Extracted records
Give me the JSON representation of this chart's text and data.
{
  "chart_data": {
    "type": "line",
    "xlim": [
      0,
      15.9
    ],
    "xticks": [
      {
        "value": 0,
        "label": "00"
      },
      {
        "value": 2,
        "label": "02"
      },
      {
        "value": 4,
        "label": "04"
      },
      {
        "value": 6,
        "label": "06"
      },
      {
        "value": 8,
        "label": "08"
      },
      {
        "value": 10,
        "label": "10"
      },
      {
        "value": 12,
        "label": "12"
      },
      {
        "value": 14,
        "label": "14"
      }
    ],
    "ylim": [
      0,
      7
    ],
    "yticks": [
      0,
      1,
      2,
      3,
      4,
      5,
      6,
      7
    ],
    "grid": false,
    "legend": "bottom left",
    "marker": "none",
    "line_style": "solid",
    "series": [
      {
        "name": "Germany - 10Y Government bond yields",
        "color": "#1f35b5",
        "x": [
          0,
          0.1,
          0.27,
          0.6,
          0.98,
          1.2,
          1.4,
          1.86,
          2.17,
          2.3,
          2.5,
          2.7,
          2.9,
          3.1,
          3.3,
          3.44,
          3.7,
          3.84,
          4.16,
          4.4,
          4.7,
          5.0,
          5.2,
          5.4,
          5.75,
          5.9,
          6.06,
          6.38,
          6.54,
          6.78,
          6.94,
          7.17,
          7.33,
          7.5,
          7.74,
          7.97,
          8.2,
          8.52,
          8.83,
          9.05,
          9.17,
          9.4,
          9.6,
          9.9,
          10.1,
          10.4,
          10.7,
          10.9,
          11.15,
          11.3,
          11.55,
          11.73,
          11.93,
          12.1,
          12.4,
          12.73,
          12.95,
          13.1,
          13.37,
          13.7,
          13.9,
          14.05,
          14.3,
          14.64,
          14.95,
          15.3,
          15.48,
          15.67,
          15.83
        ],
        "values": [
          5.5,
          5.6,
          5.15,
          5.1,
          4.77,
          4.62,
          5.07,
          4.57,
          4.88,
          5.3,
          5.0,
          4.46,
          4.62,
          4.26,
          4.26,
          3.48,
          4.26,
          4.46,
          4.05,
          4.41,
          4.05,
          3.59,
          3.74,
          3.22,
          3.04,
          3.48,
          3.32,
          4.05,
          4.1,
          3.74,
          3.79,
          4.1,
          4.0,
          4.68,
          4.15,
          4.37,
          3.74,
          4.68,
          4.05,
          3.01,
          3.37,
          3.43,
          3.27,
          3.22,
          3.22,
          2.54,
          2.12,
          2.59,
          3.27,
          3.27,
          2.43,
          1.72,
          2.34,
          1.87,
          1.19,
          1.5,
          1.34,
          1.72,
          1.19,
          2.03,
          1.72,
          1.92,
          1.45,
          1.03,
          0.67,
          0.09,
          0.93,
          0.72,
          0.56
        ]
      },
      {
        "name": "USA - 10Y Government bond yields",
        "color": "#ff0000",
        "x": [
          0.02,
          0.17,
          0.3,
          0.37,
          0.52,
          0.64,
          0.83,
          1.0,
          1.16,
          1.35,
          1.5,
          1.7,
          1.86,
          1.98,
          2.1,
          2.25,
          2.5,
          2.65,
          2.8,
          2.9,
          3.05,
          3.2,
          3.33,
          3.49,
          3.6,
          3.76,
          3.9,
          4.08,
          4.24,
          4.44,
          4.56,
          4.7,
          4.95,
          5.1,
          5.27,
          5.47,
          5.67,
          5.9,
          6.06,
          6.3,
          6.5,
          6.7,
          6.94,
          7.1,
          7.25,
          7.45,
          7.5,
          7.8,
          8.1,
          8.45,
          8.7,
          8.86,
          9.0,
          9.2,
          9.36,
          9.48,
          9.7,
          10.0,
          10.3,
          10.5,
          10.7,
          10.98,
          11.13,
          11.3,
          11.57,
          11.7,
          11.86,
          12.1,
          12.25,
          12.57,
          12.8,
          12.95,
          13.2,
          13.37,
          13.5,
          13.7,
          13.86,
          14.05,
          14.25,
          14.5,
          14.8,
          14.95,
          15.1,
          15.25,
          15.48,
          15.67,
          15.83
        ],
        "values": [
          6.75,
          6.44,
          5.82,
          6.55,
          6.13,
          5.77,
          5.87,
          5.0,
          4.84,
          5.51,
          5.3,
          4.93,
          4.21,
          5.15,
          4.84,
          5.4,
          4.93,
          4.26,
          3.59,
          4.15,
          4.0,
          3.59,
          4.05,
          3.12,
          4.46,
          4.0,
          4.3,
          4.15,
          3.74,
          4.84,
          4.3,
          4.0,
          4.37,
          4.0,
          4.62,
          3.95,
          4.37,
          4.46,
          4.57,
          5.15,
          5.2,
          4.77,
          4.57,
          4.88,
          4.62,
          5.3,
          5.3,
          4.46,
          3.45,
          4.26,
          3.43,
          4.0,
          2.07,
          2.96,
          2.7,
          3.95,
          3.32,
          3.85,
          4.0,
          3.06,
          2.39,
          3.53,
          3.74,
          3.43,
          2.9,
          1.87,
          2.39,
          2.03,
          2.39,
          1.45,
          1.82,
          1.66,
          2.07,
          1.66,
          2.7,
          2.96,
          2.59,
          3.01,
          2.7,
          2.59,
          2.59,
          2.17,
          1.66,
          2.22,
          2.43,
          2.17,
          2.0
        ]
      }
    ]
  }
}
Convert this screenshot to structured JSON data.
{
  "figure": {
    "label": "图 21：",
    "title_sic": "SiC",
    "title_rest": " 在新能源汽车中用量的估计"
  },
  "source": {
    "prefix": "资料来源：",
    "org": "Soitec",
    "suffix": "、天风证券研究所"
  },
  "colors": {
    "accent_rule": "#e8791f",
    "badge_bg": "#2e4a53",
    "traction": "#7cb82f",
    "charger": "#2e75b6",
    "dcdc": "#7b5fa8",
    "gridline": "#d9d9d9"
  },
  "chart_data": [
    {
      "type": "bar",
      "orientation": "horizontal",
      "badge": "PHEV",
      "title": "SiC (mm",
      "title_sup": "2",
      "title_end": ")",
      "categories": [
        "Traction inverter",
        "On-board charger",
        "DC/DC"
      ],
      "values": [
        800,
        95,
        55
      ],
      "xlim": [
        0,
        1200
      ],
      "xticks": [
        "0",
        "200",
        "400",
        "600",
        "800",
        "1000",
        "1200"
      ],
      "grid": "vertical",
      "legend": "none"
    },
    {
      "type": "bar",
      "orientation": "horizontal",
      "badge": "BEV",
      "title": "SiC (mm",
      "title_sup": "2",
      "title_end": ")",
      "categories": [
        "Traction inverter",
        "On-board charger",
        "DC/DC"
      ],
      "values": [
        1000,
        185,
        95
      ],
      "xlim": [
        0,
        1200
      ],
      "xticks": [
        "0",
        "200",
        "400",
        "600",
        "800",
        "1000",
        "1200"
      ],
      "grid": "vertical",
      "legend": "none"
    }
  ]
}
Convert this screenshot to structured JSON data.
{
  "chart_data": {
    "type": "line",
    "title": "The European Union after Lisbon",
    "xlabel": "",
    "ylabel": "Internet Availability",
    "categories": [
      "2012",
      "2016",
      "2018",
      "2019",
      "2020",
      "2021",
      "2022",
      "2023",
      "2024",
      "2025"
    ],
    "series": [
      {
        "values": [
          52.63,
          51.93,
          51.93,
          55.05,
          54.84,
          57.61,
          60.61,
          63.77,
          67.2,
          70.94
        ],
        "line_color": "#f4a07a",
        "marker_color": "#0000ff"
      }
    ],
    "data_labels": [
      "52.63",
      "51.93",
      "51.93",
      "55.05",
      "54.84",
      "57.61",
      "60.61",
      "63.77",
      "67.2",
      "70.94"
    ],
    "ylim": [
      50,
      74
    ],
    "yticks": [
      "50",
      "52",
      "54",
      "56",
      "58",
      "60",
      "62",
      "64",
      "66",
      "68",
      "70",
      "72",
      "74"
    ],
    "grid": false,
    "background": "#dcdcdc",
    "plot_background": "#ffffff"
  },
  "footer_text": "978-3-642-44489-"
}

- [SET EXERCISE]
Tally up the lines in the records that contain the word "bond" and give only the total.

- [FINISHED ANSWER]
2